## Exercise directions:
Reproduce all records exactly.

*** Materials provided

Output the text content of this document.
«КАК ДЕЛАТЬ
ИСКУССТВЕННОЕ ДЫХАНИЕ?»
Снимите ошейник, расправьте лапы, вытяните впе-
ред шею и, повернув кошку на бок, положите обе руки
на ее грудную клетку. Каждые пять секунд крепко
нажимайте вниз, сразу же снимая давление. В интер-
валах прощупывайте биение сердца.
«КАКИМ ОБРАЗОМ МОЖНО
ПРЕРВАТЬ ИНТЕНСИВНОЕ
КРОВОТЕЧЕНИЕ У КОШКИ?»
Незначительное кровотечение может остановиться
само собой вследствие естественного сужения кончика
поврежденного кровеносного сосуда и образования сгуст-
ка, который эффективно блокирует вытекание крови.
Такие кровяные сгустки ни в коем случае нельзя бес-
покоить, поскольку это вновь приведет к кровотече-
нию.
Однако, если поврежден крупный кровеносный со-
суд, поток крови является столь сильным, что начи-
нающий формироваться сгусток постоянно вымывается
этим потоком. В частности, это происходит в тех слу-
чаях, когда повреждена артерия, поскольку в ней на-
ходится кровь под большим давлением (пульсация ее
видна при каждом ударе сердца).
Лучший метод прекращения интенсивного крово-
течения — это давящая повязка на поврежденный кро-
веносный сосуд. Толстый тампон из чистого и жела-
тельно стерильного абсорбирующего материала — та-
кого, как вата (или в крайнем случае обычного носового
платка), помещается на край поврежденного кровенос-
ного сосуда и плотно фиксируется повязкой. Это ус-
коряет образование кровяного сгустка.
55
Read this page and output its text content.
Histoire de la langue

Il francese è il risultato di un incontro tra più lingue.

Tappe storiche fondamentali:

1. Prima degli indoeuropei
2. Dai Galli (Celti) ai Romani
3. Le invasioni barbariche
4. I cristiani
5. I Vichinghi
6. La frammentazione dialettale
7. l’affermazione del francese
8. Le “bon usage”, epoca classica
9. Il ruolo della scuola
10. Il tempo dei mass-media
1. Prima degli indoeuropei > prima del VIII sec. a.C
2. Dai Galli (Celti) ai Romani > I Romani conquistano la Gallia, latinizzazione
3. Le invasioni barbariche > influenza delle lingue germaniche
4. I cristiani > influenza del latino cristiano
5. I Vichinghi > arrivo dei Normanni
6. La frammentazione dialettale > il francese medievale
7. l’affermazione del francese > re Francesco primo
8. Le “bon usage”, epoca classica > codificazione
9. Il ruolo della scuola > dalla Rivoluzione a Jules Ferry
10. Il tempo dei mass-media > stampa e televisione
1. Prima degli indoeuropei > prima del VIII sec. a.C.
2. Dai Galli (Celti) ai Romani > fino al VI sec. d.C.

******

## Answer to the exercise:
Output the text content of this document.
«КАК ДЕЛАТЬ
ИСКУССТВЕННОЕ ДЫХАНИЕ?»
Снимите ошейник, расправьте лапы, вытяните впе-
ред шею и, повернув кошку на бок, положите обе руки
на ее грудную клетку. Каждые пять секунд крепко
нажимайте вниз, сразу же снимая давление. В интер-
валах прощупывайте биение сердца.
«КАКИМ ОБРАЗОМ МОЖНО
ПРЕРВАТЬ ИНТЕНСИВНОЕ
КРОВОТЕЧЕНИЕ У КОШКИ?»
Незначительное кровотечение может остановиться
само собой вследствие естественного сужения кончика
поврежденного кровеносного сосуда и образования сгуст-
ка, который эффективно блокирует вытекание крови.
Такие кровяные сгустки ни в коем случае нельзя бес-
покоить, поскольку это вновь приведет к кровотече-
нию.
Однако, если поврежден крупный кровеносный со-
суд, поток крови является столь сильным, что начи-
нающий формироваться сгусток постоянно вымывается
этим потоком. В частности, это происходит в тех слу-
чаях, когда повреждена артерия, поскольку в ней на-
ходится кровь под большим давлением (пульсация ее
видна при каждом ударе сердца).
Лучший метод прекращения интенсивного крово-
течения — это давящая повязка на поврежденный кро-
веносный сосуд. Толстый тампон из чистого и жела-
тельно стерильного абсорбирующего материала — та-
кого, как вата (или в крайнем случае обычного носового
платка), помещается на край поврежденного кровенос-
ного сосуда и плотно фиксируется повязкой. Это ус-
коряет образование кровяного сгустка.
55
Read this page and output its text content.
Histoire de la langue

Il francese è il risultato di un incontro tra più lingue.

Tappe storiche fondamentali:

1. Prima degli indoeuropei
2. Dai Galli (Celti) ai Romani
3. Le invasioni barbariche
4. I cristiani
5. I Vichinghi
6. La frammentazione dialettale
7. l’affermazione del francese
8. Le “bon usage”, epoca classica
9. Il ruolo della scuola
10. Il tempo dei mass-media
1. Prima degli indoeuropei > prima del VIII sec. a.C
2. Dai Galli (Celti) ai Romani > I Romani conquistano la Gallia, latinizzazione
3. Le invasioni barbariche > influenza delle lingue germaniche
4. I cristiani > influenza del latino cristiano
5. I Vichinghi > arrivo dei Normanni
6. La frammentazione dialettale > il francese medievale
7. l’affermazione del francese > re Francesco primo
8. Le “bon usage”, epoca classica > codificazione
9. Il ruolo della scuola > dalla Rivoluzione a Jules Ferry
10. Il tempo dei mass-media > stampa e televisione
1. Prima degli indoeuropei > prima del VIII sec. a.C.
2. Dai Galli (Celti) ai Romani > fino al VI sec. d.C.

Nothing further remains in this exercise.